** BEGIN Extract to read **

First, the report is admirably clear when it says:

“We therefore agree with the principle that intercept as evidence should be introduced.”

Does the Prime Minister agree that, as this is the first Government-commissioned report by a group of people who are independent from the Government, that is an incredibly powerful recommendation? Secondly, on the real benefits of using intercept in court, does the Prime Minister agree that the report does not just cite experience from abroad, but quotes the UK’s Crown Prosecution Service? Is not the CPS clear that the use of intercept will significantly influence the course of trials and—it finds—lead to more guilty pleas and fewer abortive trials?

The third issue is the importance of protecting intelligence sources and methods. Does the Prime Minister agree that the report is extremely helpful in that respect, too? In particular, does he agree with the report when it states that

“Australia does appear to us to be a compelling example of how intercept as evidence can be used in a Common Law jurisdiction”?

Is it not extremely helpful that the report states:

“The Australian example, in particular, provides a number of interesting ideas for how the UK could attempt to derive benefit from intercept as evidence, whilst not unacceptably increasing the risk of disclosure to intelligence agencies and their sensitive capabilities and techniques”?

Fourthly, there is the question of legal model to get the recommendations right. The issue is how we both protect intelligence sources and maintain a fair trial. Does the Prime Minister agree with the report specifically that a reinforced system of public interest immunity could enable the evidence to be used in a way that protects the intelligence services, but guarantees a fair trial?

** END Extract to read **

▸ Problem requirements
In the parliamentary remarks above, which country does the report call a compelling example of how intercept as evidence can be used in a Common Law jurisdiction?

** BEGIN Entries supplied **

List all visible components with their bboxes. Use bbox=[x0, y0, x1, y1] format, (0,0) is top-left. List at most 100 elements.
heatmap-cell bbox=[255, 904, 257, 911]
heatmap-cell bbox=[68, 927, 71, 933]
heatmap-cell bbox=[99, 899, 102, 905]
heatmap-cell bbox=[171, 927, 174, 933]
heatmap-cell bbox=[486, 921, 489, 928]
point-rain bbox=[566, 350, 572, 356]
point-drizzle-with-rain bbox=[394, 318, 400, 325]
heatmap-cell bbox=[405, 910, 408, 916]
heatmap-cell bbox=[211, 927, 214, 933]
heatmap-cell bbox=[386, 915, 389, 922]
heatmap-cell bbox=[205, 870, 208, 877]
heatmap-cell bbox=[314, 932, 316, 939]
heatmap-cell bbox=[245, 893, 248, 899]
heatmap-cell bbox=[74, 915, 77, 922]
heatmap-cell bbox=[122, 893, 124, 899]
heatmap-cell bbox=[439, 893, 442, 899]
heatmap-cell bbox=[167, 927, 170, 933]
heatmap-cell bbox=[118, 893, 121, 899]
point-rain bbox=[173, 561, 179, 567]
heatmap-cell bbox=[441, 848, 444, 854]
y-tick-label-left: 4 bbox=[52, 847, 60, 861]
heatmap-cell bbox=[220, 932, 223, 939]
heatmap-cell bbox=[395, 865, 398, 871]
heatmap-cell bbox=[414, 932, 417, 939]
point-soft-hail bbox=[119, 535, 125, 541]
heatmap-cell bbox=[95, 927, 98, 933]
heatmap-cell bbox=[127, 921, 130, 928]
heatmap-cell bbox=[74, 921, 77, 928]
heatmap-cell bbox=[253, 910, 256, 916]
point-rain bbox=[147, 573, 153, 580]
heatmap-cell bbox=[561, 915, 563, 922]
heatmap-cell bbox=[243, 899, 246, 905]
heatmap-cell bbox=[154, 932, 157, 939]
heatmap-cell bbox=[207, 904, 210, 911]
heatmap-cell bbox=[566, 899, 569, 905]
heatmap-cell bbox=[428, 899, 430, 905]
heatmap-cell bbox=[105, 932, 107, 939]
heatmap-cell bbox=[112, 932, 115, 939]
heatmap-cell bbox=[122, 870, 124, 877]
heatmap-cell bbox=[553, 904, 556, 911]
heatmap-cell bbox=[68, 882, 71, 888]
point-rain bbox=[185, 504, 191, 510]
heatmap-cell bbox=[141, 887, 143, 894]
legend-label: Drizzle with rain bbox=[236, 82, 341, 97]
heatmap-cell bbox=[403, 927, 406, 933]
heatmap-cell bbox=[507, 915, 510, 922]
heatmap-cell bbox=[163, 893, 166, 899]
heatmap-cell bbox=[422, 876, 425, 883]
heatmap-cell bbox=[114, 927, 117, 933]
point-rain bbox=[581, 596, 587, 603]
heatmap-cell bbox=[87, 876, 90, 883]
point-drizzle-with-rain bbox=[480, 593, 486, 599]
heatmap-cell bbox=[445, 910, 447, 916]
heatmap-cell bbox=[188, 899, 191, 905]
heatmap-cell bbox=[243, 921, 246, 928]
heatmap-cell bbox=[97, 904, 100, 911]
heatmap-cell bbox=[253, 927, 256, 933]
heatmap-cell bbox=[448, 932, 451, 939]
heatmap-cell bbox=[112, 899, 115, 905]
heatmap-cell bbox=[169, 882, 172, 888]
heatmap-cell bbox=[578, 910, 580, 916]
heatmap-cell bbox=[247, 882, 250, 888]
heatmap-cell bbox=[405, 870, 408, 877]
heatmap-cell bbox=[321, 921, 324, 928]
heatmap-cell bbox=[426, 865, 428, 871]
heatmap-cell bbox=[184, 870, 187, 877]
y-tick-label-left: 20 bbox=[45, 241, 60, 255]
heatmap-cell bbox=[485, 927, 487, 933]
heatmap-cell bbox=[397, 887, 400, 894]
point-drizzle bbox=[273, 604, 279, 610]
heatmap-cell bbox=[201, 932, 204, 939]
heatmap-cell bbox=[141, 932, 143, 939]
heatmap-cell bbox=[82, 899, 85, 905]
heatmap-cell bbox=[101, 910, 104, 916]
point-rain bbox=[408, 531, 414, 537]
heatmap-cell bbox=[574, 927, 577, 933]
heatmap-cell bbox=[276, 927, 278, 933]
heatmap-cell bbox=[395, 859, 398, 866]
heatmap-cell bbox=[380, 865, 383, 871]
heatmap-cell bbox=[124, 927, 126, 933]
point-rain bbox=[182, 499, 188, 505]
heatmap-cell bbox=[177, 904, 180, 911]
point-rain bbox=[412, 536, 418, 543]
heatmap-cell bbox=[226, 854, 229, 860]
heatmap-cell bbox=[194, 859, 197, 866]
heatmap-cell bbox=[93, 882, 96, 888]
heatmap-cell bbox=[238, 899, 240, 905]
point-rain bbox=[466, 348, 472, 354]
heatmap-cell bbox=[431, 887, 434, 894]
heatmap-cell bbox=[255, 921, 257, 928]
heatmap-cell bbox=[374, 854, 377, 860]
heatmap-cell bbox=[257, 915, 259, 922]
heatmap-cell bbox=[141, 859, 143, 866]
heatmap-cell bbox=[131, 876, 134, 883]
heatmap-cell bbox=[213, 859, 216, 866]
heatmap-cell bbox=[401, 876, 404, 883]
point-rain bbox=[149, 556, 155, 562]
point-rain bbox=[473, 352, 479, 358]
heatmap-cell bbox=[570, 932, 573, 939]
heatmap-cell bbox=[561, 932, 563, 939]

** END Entries supplied **

▸ Expected output
Australia